__What to work on__
Identify all lines in the data containing the string "JSON". Copy them out.

__Rows from a dataset__
::::::::::
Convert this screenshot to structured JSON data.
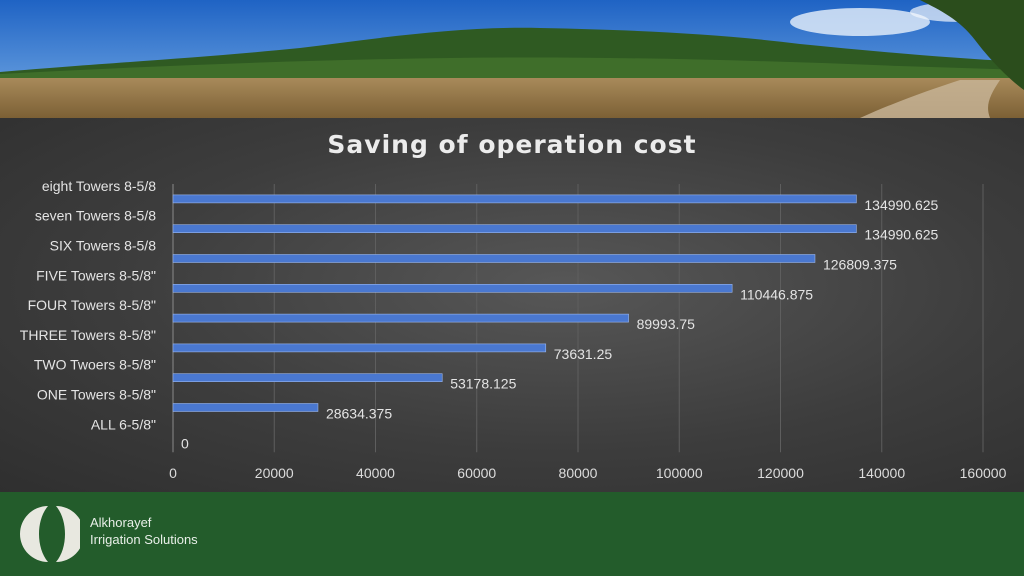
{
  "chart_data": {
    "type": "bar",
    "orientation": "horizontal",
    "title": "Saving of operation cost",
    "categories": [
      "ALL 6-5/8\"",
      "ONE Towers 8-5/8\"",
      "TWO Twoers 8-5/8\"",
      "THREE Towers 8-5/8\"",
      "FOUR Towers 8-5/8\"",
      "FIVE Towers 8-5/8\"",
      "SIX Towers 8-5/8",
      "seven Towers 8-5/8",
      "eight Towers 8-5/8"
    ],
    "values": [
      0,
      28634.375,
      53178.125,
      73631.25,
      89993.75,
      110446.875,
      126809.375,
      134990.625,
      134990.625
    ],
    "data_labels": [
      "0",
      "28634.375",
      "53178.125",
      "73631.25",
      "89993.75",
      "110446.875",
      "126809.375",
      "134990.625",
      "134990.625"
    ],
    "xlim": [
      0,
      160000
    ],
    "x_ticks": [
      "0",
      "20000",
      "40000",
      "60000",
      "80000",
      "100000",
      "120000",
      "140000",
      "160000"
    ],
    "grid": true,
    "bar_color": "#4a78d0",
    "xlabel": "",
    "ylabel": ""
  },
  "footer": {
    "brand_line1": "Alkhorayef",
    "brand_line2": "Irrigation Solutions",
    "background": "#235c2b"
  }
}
::::::::::
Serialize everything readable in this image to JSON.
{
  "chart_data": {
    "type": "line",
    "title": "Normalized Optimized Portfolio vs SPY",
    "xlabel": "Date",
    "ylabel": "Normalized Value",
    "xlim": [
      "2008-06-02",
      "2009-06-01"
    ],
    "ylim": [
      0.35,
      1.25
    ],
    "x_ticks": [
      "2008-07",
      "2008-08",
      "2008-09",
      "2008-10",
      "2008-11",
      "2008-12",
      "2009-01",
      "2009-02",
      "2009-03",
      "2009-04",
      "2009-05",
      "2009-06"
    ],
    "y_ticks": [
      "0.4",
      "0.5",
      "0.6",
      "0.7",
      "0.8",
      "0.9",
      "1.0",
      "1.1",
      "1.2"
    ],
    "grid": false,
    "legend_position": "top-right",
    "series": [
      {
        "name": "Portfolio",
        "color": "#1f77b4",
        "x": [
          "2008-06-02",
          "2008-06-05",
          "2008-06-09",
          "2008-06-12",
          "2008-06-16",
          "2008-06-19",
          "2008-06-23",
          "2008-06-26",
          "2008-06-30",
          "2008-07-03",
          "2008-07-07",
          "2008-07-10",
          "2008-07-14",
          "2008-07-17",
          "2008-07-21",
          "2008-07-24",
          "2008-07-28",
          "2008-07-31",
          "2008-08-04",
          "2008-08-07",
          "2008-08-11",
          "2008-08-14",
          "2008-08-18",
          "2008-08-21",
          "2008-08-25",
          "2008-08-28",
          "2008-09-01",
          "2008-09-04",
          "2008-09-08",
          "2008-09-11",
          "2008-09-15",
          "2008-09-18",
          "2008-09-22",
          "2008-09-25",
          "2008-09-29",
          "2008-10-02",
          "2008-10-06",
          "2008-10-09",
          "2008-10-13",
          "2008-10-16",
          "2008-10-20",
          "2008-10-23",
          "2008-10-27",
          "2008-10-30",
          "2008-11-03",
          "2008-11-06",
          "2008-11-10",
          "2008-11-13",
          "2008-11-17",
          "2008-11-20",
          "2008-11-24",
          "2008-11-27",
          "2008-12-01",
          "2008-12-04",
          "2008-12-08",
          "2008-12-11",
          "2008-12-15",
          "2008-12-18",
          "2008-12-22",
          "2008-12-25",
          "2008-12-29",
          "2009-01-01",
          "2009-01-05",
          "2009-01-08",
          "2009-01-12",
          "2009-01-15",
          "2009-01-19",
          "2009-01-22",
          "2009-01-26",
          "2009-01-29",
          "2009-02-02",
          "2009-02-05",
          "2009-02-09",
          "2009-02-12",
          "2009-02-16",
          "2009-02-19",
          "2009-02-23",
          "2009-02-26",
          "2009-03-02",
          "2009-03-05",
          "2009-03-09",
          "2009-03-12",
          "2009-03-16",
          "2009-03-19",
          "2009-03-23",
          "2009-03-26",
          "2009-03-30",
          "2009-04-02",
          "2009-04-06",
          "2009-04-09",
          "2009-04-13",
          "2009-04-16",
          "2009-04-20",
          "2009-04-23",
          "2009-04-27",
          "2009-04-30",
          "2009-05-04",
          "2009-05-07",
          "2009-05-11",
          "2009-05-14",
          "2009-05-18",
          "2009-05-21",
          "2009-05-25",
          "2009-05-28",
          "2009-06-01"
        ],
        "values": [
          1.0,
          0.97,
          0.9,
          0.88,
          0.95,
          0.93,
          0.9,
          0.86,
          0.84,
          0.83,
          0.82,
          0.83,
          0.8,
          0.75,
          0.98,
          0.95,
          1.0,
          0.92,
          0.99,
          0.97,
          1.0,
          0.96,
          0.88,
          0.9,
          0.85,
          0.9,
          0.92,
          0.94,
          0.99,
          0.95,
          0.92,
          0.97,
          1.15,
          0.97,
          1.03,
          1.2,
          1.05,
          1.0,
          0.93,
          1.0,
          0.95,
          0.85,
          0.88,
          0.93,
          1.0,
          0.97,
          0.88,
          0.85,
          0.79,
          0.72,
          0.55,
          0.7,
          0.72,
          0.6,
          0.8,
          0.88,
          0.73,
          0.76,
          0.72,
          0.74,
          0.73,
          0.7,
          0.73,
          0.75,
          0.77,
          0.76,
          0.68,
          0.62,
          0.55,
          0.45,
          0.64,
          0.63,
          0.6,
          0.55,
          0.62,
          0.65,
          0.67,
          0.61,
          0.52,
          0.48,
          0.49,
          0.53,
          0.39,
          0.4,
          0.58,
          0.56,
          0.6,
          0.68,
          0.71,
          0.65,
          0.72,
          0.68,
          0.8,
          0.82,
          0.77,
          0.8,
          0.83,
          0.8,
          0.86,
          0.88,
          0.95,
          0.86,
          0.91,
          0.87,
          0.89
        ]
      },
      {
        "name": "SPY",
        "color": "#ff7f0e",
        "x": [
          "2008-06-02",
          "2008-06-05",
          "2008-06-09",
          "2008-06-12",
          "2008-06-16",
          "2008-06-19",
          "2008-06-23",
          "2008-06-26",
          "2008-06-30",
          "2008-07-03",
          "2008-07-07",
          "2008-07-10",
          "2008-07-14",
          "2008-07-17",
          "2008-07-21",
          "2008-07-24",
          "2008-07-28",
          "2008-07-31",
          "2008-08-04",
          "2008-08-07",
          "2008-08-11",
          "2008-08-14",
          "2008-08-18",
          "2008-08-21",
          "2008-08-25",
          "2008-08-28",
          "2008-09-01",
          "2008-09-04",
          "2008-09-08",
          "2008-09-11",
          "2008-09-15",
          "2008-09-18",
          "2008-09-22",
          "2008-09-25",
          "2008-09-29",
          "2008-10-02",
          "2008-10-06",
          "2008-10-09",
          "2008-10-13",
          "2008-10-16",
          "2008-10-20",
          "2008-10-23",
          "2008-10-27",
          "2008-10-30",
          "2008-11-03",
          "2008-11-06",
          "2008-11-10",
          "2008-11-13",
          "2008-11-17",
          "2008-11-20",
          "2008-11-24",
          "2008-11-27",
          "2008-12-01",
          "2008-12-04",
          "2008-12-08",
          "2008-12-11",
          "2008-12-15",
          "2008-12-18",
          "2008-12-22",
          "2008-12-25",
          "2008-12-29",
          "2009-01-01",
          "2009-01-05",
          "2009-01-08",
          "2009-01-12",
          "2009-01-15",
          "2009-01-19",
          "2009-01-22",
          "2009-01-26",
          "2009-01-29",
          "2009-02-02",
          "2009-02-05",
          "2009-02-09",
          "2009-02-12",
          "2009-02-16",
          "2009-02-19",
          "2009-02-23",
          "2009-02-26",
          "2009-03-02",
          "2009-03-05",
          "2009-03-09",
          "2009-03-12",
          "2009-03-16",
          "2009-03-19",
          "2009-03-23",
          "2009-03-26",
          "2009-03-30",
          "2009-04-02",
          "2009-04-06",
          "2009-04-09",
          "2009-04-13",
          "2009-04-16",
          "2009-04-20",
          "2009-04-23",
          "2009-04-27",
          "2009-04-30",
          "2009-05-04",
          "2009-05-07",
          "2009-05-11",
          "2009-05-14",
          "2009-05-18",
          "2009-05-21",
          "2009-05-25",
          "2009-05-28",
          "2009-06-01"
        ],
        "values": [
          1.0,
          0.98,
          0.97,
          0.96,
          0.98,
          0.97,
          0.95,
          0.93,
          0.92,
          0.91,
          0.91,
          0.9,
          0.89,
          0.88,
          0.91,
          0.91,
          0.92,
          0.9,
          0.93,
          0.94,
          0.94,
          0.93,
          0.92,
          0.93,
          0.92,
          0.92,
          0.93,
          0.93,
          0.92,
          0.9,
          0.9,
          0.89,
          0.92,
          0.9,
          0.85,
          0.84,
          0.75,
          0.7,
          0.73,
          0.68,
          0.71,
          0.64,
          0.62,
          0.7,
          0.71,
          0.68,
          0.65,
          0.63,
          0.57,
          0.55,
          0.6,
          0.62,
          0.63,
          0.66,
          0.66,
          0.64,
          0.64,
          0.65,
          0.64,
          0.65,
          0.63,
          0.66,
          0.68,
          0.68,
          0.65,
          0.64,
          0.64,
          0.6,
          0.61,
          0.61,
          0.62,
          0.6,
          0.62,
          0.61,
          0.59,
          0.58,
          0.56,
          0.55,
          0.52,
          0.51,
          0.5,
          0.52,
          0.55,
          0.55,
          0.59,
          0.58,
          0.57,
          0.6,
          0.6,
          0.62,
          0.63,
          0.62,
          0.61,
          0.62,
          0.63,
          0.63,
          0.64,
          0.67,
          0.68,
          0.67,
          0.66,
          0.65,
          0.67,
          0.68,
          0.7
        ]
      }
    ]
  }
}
::::::::::
__Written answer__
Convert this screenshot to structured JSON data.
Serialize everything readable in this image to JSON.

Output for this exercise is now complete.